Copy out each line of the material in which the word "program" appears.

##### Entries supplied

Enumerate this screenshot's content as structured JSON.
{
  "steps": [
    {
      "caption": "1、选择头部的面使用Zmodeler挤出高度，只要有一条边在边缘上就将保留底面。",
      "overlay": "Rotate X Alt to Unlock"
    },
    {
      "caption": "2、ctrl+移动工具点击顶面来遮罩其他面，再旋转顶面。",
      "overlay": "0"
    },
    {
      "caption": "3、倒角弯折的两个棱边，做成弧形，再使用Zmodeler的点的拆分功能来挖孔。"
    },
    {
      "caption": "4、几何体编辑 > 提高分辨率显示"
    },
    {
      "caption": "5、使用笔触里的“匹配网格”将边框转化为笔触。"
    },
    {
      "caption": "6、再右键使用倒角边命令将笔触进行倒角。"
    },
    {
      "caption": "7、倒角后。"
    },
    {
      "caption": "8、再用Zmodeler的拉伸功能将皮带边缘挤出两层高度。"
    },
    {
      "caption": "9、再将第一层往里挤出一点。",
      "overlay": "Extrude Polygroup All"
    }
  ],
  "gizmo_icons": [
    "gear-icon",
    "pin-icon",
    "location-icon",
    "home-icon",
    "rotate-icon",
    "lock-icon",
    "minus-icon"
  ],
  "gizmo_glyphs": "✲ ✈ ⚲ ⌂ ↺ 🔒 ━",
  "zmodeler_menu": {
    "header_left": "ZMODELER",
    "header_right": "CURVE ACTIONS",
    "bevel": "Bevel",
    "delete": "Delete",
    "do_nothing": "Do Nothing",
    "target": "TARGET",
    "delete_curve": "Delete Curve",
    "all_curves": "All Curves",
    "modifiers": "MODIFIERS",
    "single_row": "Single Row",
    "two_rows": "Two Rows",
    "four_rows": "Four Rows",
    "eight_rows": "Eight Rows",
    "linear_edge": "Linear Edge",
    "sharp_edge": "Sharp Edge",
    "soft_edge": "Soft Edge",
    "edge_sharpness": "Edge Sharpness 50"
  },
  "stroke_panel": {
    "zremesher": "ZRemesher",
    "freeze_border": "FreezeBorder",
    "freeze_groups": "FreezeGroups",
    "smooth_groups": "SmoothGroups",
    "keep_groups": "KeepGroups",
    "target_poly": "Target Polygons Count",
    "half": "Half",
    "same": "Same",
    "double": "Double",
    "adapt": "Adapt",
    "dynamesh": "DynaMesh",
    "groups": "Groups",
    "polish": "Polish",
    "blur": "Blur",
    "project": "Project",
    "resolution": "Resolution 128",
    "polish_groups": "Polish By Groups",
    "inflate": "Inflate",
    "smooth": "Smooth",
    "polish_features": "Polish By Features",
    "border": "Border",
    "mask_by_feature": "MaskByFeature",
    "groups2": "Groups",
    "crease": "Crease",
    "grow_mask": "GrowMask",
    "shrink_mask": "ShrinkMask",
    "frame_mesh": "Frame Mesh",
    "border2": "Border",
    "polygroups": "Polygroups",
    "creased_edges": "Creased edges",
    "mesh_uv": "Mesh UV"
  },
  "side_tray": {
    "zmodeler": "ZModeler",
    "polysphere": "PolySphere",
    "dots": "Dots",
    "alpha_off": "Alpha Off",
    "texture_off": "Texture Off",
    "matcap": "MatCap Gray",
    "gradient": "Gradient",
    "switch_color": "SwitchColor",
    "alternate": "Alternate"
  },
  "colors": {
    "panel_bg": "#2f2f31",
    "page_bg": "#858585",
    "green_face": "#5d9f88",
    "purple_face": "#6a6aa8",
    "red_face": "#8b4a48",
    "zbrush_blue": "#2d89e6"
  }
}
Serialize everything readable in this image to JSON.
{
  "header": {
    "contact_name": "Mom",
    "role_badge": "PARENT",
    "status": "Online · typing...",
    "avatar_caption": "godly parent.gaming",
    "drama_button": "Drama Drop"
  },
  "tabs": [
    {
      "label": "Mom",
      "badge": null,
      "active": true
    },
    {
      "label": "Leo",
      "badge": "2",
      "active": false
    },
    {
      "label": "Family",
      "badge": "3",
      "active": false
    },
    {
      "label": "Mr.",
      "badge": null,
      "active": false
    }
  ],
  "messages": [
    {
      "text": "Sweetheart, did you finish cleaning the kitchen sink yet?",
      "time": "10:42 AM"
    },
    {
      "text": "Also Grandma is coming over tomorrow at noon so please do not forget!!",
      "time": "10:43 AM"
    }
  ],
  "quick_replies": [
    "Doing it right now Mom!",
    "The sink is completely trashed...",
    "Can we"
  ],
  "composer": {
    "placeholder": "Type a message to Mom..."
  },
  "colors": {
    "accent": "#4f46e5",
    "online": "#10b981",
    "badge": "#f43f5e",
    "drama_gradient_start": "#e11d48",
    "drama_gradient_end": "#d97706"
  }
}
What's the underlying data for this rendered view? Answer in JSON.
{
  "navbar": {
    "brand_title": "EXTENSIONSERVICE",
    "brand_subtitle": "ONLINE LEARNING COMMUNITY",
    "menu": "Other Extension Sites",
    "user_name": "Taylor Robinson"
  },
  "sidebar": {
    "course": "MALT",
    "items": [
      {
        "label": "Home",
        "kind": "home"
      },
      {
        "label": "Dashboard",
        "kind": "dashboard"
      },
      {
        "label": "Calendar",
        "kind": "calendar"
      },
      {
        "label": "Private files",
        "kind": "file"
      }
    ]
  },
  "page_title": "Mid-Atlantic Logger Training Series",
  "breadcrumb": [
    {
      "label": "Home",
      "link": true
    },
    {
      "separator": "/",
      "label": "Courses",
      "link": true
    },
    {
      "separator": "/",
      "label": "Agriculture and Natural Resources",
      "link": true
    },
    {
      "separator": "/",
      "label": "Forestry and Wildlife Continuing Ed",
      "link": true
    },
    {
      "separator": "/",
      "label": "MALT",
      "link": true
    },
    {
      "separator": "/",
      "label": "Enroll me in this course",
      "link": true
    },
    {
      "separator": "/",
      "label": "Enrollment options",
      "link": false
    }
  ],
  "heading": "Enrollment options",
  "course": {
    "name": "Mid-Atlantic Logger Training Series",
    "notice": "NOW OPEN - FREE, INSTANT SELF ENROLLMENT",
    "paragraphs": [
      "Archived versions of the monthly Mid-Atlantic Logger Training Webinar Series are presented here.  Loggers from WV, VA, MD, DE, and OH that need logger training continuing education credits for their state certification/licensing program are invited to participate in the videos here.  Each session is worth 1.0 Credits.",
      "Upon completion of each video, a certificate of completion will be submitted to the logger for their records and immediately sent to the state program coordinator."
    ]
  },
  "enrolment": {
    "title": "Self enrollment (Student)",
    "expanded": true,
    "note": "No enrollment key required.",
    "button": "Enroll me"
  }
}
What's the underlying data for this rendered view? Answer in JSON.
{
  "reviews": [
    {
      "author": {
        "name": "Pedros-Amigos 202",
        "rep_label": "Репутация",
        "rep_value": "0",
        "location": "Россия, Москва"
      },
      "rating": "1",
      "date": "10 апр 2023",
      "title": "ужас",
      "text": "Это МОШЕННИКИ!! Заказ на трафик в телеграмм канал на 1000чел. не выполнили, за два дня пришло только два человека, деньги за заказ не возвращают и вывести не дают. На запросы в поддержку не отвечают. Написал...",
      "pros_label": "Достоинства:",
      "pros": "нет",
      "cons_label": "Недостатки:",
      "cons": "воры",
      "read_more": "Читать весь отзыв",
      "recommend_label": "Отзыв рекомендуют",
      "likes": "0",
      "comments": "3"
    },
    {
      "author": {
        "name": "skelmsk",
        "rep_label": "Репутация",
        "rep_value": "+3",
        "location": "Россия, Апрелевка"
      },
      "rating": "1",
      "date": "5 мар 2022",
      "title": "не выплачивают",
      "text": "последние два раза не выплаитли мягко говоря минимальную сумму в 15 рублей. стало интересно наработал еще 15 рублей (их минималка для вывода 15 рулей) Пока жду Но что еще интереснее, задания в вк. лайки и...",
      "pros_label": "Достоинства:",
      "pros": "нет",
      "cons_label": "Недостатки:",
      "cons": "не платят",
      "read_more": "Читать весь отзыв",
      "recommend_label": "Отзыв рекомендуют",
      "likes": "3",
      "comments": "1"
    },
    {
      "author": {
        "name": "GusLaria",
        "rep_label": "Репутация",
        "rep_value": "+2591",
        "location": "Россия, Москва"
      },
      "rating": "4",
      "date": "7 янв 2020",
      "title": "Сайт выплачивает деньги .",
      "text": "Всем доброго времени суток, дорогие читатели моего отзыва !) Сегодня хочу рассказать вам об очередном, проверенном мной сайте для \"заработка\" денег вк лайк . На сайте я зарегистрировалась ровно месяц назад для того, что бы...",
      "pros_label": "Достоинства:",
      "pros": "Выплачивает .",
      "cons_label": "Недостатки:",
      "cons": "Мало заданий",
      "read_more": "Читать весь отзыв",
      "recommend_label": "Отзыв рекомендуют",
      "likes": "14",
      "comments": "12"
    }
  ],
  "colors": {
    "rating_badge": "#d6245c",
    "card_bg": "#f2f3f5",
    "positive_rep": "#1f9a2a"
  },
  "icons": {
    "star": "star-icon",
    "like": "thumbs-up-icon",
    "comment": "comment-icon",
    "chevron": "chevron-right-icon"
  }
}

##########

Result of the task
      "Archived versions of the monthly Mid-Atlantic Logger Training Webinar Series are presented here.  Loggers from WV, VA, MD, DE, and OH that need logger training continuing education credits for their state certification/licensing program are invited to participate in the videos here.  Each session is worth 1.0 Credits.",
      "Upon completion of each video, a certificate of completion will be submitted to the logger for their records and immediately sent to the state program coordinator."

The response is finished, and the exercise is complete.